In a large microservice ecosystem, every single incoming API request must be authorized before it can access sensitive resources. While Authentication (AuthN) verifies who you are (typically completed once at the API Gateway via JWT verification), Authorization (AuthZ) determines what you are allowed to do.

Designing a centralized, enterprise-grade Authorization Service requires scaling to billions of resource-permission tuples while operating directly in the synchronous path of every system request.

Request Flow:
Client ---> API Gateway ---> Product Service ---> [Synchronous gRPC AuthZ Check] ---> AuthZ Service
                                                                                            |
                                                                                    Evaluates relations
                                                                                    against Tuple Store

Functional Requirements

  • Permission Checking: Expose a high-performance endpoint: Check(user_id, resource_id, relation) returning a simple boolean flag (ALLOWED / DENIED).
  • Policy Models: Support multiple paradigm models:
    • RBAC (Role-Based Access Control): Permissions linked to user roles (e.g. Role: Editor can write to Document).
    • ABAC (Attribute-Based Access Control): Permissions based on dynamic context attributes (e.g. Allow only if request_ip is within the corporate subnet).
    • ReBAC (Relationship-Based Access Control): Permissions derived from graph relationships (e.g. User A is the editor of Folder X which contains Document Y, therefore User A can edit Document Y).
  • Tuple Writing: Expose APIs to add, remove, and list permission tuples (e.g., granting user membership to a group).

Non-Functional SLAs

  • Sub-Millisecond Evaluation Latency: Permissions checks must operate with $p95 \le 2\text{ ms}$ and $p99 \le 5\text{ ms}$. Since this service is queried on virtually every microservice request, any latency here degrades the entire platform.

> [GIVEN REQUEST 1]:
Answer these questions from the authorization service text:
(a) Where is authentication typically completed?
(b) What does the Check endpoint return?
(c) Which policy model derives permissions from graph relationships?
The entries that come next are separate material, unrelated to the authorization service text.

> [SUPPLIED RECORDS]:
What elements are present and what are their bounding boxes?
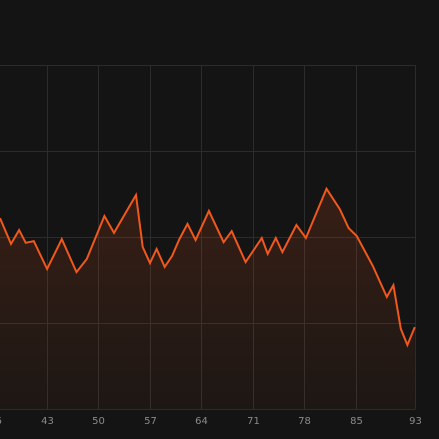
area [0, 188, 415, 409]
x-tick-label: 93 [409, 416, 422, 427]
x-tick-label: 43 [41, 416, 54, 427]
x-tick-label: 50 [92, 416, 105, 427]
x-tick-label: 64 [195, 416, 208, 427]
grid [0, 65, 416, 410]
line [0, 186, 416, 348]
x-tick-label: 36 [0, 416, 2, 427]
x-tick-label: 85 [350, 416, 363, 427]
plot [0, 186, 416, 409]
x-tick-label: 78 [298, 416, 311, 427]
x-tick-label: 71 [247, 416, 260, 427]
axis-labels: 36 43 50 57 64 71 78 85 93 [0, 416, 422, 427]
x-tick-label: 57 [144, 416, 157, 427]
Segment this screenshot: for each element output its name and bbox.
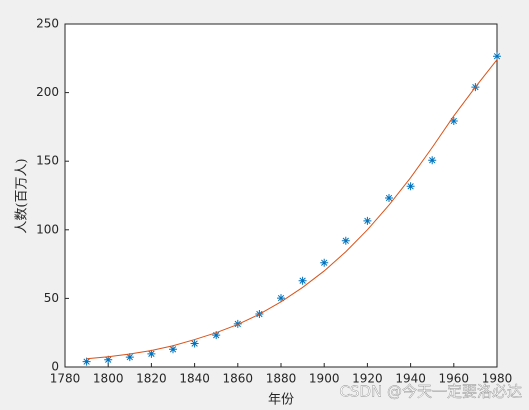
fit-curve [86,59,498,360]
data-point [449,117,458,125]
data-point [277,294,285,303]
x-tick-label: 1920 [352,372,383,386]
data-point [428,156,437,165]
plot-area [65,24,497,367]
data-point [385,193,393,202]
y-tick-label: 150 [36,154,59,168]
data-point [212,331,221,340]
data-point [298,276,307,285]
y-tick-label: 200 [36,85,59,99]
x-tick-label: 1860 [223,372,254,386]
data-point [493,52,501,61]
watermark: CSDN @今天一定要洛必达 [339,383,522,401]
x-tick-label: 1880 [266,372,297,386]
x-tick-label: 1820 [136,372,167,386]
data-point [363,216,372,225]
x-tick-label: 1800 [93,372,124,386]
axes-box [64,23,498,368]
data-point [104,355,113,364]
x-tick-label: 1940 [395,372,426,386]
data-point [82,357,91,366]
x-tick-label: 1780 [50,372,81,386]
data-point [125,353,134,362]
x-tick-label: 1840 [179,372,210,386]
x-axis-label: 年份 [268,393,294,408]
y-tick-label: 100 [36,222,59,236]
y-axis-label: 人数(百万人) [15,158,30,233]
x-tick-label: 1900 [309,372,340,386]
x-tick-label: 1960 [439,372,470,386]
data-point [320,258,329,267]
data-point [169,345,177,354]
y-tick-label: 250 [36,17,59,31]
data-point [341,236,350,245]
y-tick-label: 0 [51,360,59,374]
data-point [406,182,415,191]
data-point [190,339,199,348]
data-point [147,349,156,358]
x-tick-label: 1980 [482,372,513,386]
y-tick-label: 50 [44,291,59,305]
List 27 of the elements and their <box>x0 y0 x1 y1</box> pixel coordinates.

==

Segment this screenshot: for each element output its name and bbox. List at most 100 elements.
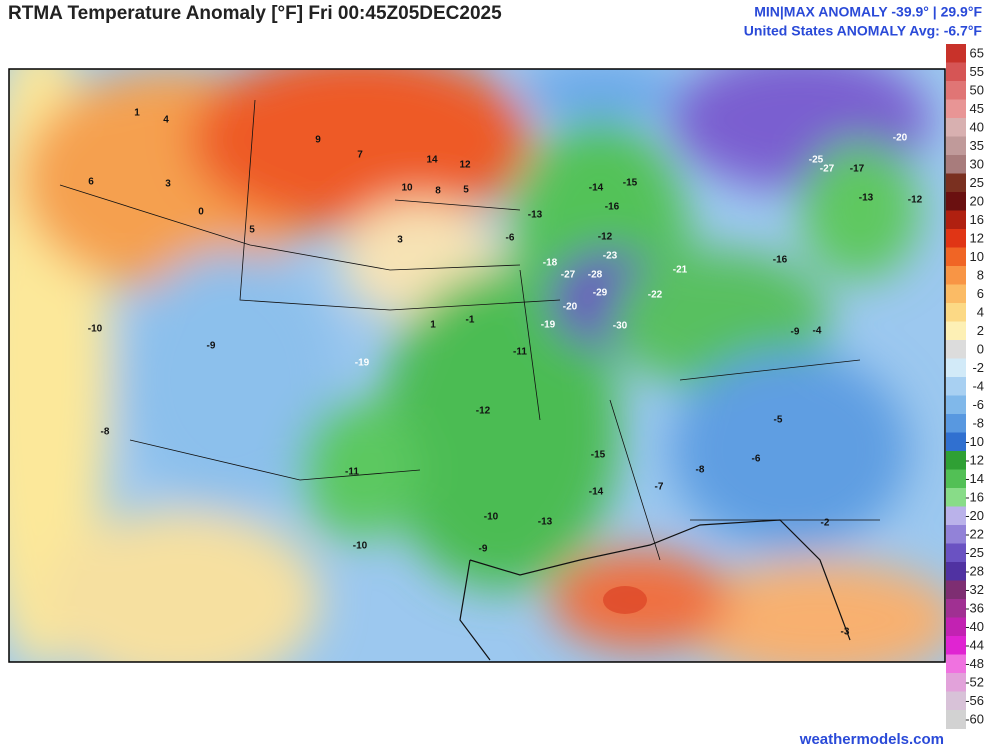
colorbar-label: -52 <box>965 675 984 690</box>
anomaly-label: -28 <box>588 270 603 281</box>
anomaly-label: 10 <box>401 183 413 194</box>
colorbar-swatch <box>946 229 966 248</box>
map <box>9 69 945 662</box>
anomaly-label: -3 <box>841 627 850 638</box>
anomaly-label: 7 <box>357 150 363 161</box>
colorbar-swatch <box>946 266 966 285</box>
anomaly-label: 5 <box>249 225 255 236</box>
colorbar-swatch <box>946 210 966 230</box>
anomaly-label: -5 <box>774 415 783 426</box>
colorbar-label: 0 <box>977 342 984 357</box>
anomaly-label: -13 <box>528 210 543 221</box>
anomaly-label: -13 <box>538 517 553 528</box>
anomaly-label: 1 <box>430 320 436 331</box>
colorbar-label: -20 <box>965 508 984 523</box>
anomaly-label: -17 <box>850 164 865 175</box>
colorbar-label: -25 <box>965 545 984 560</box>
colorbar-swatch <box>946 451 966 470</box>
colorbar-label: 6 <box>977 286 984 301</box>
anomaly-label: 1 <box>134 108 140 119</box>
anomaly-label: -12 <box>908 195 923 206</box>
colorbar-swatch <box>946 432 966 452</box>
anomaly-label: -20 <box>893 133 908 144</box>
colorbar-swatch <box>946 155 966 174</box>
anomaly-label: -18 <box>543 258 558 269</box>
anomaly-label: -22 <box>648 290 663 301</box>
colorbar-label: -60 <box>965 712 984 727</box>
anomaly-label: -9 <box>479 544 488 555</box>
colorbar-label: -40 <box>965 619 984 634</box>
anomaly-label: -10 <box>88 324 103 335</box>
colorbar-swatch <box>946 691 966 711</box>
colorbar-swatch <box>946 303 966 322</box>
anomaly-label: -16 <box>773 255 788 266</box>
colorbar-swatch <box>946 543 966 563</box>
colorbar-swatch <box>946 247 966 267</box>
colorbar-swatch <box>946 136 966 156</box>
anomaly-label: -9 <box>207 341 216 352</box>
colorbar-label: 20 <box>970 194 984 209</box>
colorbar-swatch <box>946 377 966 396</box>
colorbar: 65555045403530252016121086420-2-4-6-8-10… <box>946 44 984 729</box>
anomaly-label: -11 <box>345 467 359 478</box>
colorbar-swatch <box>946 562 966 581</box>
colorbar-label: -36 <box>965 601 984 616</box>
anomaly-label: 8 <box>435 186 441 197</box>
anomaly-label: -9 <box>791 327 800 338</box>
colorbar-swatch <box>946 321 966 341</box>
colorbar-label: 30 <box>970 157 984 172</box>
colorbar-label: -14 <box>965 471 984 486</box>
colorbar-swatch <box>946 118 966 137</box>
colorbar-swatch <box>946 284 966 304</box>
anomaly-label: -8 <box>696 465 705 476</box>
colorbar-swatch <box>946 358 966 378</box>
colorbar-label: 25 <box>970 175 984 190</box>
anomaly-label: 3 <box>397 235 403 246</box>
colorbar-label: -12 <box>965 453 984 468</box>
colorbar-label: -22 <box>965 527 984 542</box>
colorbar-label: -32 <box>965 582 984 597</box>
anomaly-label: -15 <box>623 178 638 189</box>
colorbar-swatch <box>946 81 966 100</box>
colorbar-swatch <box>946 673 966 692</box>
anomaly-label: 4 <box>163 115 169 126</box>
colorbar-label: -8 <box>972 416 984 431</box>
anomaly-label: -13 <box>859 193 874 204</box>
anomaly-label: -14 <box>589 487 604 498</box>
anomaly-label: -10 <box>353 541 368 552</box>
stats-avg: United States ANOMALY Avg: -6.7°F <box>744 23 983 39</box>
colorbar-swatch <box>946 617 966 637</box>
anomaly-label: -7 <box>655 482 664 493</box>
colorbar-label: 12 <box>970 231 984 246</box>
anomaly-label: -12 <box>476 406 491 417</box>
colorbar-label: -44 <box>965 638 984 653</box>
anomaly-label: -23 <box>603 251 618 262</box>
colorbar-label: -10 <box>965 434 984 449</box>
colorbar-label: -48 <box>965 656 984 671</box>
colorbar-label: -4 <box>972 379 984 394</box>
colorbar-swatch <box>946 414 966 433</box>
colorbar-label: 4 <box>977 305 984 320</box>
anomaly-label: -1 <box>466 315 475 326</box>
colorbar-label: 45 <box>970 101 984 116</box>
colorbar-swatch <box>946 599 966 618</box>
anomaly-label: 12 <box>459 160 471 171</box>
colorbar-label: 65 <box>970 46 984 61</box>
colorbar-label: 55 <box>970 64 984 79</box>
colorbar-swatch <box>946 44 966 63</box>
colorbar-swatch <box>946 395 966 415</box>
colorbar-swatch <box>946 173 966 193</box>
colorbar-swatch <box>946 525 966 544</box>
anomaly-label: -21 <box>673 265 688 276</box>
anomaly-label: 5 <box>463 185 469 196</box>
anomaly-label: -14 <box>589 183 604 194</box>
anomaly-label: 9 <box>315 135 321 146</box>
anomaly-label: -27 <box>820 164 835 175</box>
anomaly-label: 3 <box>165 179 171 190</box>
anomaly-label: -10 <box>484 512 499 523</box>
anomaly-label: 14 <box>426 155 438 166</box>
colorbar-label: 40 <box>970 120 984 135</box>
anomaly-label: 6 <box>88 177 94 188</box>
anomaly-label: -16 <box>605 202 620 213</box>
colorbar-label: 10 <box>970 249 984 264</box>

> [GIVEN REQUEST 2]: In the entries, start with the line containing "What elements are" and go on through the line containing "List 27 of the". Write those lines out again with "data-point" swapped for "marker" and everything else unchanged, leaving out the pictures.

> [EXPECTED OUTPUT 1]:
(a) Once at the API Gateway, via JWT verification.
(b) A simple boolean flag (ALLOWED / DENIED).
(c) ReBAC (Relationship-Based Access Control).

> [EXPECTED OUTPUT 2]:
What elements are present and what are their bounding boxes?
area [0, 188, 415, 409]
x-tick-label: 93 [409, 416, 422, 427]
x-tick-label: 43 [41, 416, 54, 427]
x-tick-label: 50 [92, 416, 105, 427]
x-tick-label: 64 [195, 416, 208, 427]
grid [0, 65, 416, 410]
line [0, 186, 416, 348]
x-tick-label: 36 [0, 416, 2, 427]
x-tick-label: 85 [350, 416, 363, 427]
plot [0, 186, 416, 409]
x-tick-label: 78 [298, 416, 311, 427]
x-tick-label: 71 [247, 416, 260, 427]
axis-labels: 36 43 50 57 64 71 78 85 93 [0, 416, 422, 427]
x-tick-label: 57 [144, 416, 157, 427]
Segment this screenshot: for each element output its name and bbox.
fit-curve [86,59,498,360]
marker [449,117,458,125]
marker [277,294,285,303]
x-tick-label: 1920 [352,372,383,386]
marker [428,156,437,165]
plot-area [65,24,497,367]
marker [385,193,393,202]
y-tick-label: 150 [36,154,59,168]
marker [212,331,221,340]
marker [298,276,307,285]
y-tick-label: 200 [36,85,59,99]
x-tick-label: 1860 [223,372,254,386]
marker [493,52,501,61]
watermark: CSDN @今天一定要洛必达 [339,383,522,401]
x-tick-label: 1880 [266,372,297,386]
x-tick-label: 1820 [136,372,167,386]
marker [363,216,372,225]
x-tick-label: 1800 [93,372,124,386]
axes-box [64,23,498,368]
marker [104,355,113,364]
x-tick-label: 1940 [395,372,426,386]
marker [82,357,91,366]
x-tick-label: 1780 [50,372,81,386]
marker [125,353,134,362]
x-tick-label: 1840 [179,372,210,386]
x-axis-label: 年份 [268,393,294,408]
y-tick-label: 100 [36,222,59,236]
y-axis-label: 人数(百万人) [15,158,30,233]
x-tick-label: 1900 [309,372,340,386]
x-tick-label: 1960 [439,372,470,386]
marker [320,258,329,267]
marker [169,345,177,354]
y-tick-label: 250 [36,17,59,31]
marker [341,236,350,245]
y-tick-label: 0 [51,360,59,374]
marker [406,182,415,191]
marker [190,339,199,348]
marker [147,349,156,358]
x-tick-label: 1980 [482,372,513,386]
y-tick-label: 50 [44,291,59,305]
List 27 of the elements and their <box>x0 y0 x1 y1</box> pixel coordinates.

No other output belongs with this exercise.